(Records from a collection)

_ _ _ _

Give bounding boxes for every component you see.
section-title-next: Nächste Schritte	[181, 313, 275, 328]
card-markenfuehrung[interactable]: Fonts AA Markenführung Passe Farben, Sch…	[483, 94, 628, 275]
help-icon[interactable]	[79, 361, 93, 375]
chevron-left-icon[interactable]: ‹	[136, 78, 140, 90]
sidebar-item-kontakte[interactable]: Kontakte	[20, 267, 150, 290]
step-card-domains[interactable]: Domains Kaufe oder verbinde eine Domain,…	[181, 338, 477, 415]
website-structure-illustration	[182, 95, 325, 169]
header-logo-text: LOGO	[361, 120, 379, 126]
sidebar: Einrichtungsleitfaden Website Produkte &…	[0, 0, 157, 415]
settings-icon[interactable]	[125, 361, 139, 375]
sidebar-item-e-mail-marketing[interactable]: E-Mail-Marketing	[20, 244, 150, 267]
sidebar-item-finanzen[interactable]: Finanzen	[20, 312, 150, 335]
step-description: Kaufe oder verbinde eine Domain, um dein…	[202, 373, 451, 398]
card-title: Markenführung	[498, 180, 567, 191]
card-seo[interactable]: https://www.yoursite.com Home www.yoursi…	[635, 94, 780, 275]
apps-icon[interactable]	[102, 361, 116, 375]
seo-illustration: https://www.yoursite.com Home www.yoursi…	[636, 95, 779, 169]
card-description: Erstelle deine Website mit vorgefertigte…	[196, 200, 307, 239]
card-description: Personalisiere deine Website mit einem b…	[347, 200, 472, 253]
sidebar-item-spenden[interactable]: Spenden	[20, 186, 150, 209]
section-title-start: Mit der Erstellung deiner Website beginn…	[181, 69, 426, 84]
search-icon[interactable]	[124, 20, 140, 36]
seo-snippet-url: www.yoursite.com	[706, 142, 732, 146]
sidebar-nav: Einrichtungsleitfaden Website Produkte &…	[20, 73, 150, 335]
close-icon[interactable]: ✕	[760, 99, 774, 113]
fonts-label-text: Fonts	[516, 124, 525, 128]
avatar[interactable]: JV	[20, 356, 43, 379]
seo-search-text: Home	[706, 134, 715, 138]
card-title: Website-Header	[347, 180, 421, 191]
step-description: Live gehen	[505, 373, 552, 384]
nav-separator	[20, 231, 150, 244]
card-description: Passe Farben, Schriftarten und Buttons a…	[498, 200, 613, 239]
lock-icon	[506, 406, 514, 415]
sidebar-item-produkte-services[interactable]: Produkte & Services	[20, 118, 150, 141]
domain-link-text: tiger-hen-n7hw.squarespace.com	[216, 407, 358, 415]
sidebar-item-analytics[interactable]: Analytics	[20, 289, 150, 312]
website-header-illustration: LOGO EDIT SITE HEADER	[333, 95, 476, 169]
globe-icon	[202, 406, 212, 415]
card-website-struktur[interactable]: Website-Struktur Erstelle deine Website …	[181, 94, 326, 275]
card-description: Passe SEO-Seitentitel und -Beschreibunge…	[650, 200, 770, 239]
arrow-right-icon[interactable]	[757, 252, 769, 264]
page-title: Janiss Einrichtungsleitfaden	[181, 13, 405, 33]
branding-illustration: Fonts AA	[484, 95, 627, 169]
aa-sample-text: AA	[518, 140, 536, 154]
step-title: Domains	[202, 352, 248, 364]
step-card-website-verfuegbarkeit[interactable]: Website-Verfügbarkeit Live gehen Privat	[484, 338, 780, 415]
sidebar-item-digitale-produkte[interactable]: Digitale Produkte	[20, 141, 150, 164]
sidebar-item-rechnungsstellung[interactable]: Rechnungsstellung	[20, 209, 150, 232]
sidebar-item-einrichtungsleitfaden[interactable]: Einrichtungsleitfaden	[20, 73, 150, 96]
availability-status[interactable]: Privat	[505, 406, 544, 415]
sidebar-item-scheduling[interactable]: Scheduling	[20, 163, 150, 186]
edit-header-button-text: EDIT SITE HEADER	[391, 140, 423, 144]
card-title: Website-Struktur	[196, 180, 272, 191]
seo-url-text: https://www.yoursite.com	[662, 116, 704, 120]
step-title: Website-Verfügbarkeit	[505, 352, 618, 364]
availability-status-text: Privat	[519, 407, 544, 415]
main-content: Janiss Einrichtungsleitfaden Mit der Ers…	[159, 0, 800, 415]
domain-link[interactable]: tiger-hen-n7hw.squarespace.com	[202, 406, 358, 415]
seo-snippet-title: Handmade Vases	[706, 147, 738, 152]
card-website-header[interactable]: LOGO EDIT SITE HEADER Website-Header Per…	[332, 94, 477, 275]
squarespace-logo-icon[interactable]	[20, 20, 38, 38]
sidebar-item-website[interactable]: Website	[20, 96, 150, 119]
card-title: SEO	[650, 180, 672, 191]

_ _ _ _

TO BE DONE: Recast every line of the records above as a Markdown table with two columns, Row and Line: Row numbers each line in order and Line holds the line. Leave out any blank lines.

COMPLETED EXERCISE:
| Row | Line |
|---|---|
| 1 | Give bounding boxes for every component you see. |
| 2 | section-title-next: Nächste Schritte	[181, 313, 275, 328] |
| 3 | card-markenfuehrung[interactable]: Fonts AA Markenführung Passe Farben, Sch…	[483, 94, 628, 275] |
| 4 | help-icon[interactable]	[79, 361, 93, 375] |
| 5 | chevron-left-icon[interactable]: ‹	[136, 78, 140, 90] |
| 6 | sidebar-item-kontakte[interactable]: Kontakte	[20, 267, 150, 290] |
| 7 | step-card-domains[interactable]: Domains Kaufe oder verbinde eine Domain,…	[181, 338, 477, 415] |
| 8 | website-structure-illustration	[182, 95, 325, 169] |
| 9 | header-logo-text: LOGO	[361, 120, 379, 126] |
| 10 | sidebar: Einrichtungsleitfaden Website Produkte &…	[0, 0, 157, 415] |
| 11 | settings-icon[interactable]	[125, 361, 139, 375] |
| 12 | sidebar-item-e-mail-marketing[interactable]: E-Mail-Marketing	[20, 244, 150, 267] |
| 13 | sidebar-item-finanzen[interactable]: Finanzen	[20, 312, 150, 335] |
| 14 | step-description: Kaufe oder verbinde eine Domain, um dein…	[202, 373, 451, 398] |
| 15 | card-title: Markenführung	[498, 180, 567, 191] |
| 16 | card-seo[interactable]: https://www.yoursite.com Home www.yoursi…	[635, 94, 780, 275] |
| 17 | apps-icon[interactable]	[102, 361, 116, 375] |
| 18 | seo-illustration: https://www.yoursite.com Home www.yoursi…	[636, 95, 779, 169] |
| 19 | card-description: Erstelle deine Website mit vorgefertigte…	[196, 200, 307, 239] |
| 20 | card-description: Personalisiere deine Website mit einem b…	[347, 200, 472, 253] |
| 21 | sidebar-item-spenden[interactable]: Spenden	[20, 186, 150, 209] |
| 22 | section-title-start: Mit der Erstellung deiner Website beginn…	[181, 69, 426, 84] |
| 23 | search-icon[interactable]	[124, 20, 140, 36] |
| 24 | seo-snippet-url: www.yoursite.com	[706, 142, 732, 146] |
| 25 | sidebar-nav: Einrichtungsleitfaden Website Produkte &…	[20, 73, 150, 335] |
| 26 | close-icon[interactable]: ✕	[760, 99, 774, 113] |
| 27 | fonts-label-text: Fonts	[516, 124, 525, 128] |
| 28 | avatar[interactable]: JV	[20, 356, 43, 379] |
| 29 | seo-search-text: Home	[706, 134, 715, 138] |
| 30 | card-title: Website-Header	[347, 180, 421, 191] |
| 31 | step-description: Live gehen	[505, 373, 552, 384] |
| 32 | nav-separator	[20, 231, 150, 244] |
| 33 | card-description: Passe Farben, Schriftarten und Buttons a…	[498, 200, 613, 239] |
| 34 | lock-icon	[506, 406, 514, 415] |
| 35 | sidebar-item-produkte-services[interactable]: Produkte & Services	[20, 118, 150, 141] |
| 36 | domain-link-text: tiger-hen-n7hw.squarespace.com	[216, 407, 358, 415] |
| 37 | sidebar-item-analytics[interactable]: Analytics	[20, 289, 150, 312] |
| 38 | website-header-illustration: LOGO EDIT SITE HEADER	[333, 95, 476, 169] |
| 39 | globe-icon	[202, 406, 212, 415] |
| 40 | card-website-struktur[interactable]: Website-Struktur Erstelle deine Website …	[181, 94, 326, 275] |
| 41 | card-description: Passe SEO-Seitentitel und -Beschreibunge…	[650, 200, 770, 239] |
| 42 | arrow-right-icon[interactable]	[757, 252, 769, 264] |
| 43 | page-title: Janiss Einrichtungsleitfaden	[181, 13, 405, 33] |
| 44 | branding-illustration: Fonts AA	[484, 95, 627, 169] |
| 45 | aa-sample-text: AA	[518, 140, 536, 154] |
| 46 | step-title: Domains	[202, 352, 248, 364] |
| 47 | step-card-website-verfuegbarkeit[interactable]: Website-Verfügbarkeit Live gehen Privat	[484, 338, 780, 415] |
| 48 | sidebar-item-digitale-produkte[interactable]: Digitale Produkte	[20, 141, 150, 164] |
| 49 | sidebar-item-rechnungsstellung[interactable]: Rechnungsstellung	[20, 209, 150, 232] |
| 50 | sidebar-item-einrichtungsleitfaden[interactable]: Einrichtungsleitfaden	[20, 73, 150, 96] |
| 51 | availability-status[interactable]: Privat	[505, 406, 544, 415] |
| 52 | sidebar-item-scheduling[interactable]: Scheduling	[20, 163, 150, 186] |
| 53 | edit-header-button-text: EDIT SITE HEADER	[391, 140, 423, 144] |
| 54 | card-title: Website-Struktur	[196, 180, 272, 191] |
| 55 | seo-url-text: https://www.yoursite.com	[662, 116, 704, 120] |
| 56 | step-title: Website-Verfügbarkeit	[505, 352, 618, 364] |
| 57 | availability-status-text: Privat	[519, 407, 544, 415] |
| 58 | main-content: Janiss Einrichtungsleitfaden Mit der Ers…	[159, 0, 800, 415] |
| 59 | domain-link[interactable]: tiger-hen-n7hw.squarespace.com	[202, 406, 358, 415] |
| 60 | seo-snippet-title: Handmade Vases	[706, 147, 738, 152] |
| 61 | card-website-header[interactable]: LOGO EDIT SITE HEADER Website-Header Per…	[332, 94, 477, 275] |
| 62 | squarespace-logo-icon[interactable]	[20, 20, 38, 38] |
| 63 | sidebar-item-website[interactable]: Website	[20, 96, 150, 119] |
| 64 | card-title: SEO	[650, 180, 672, 191] |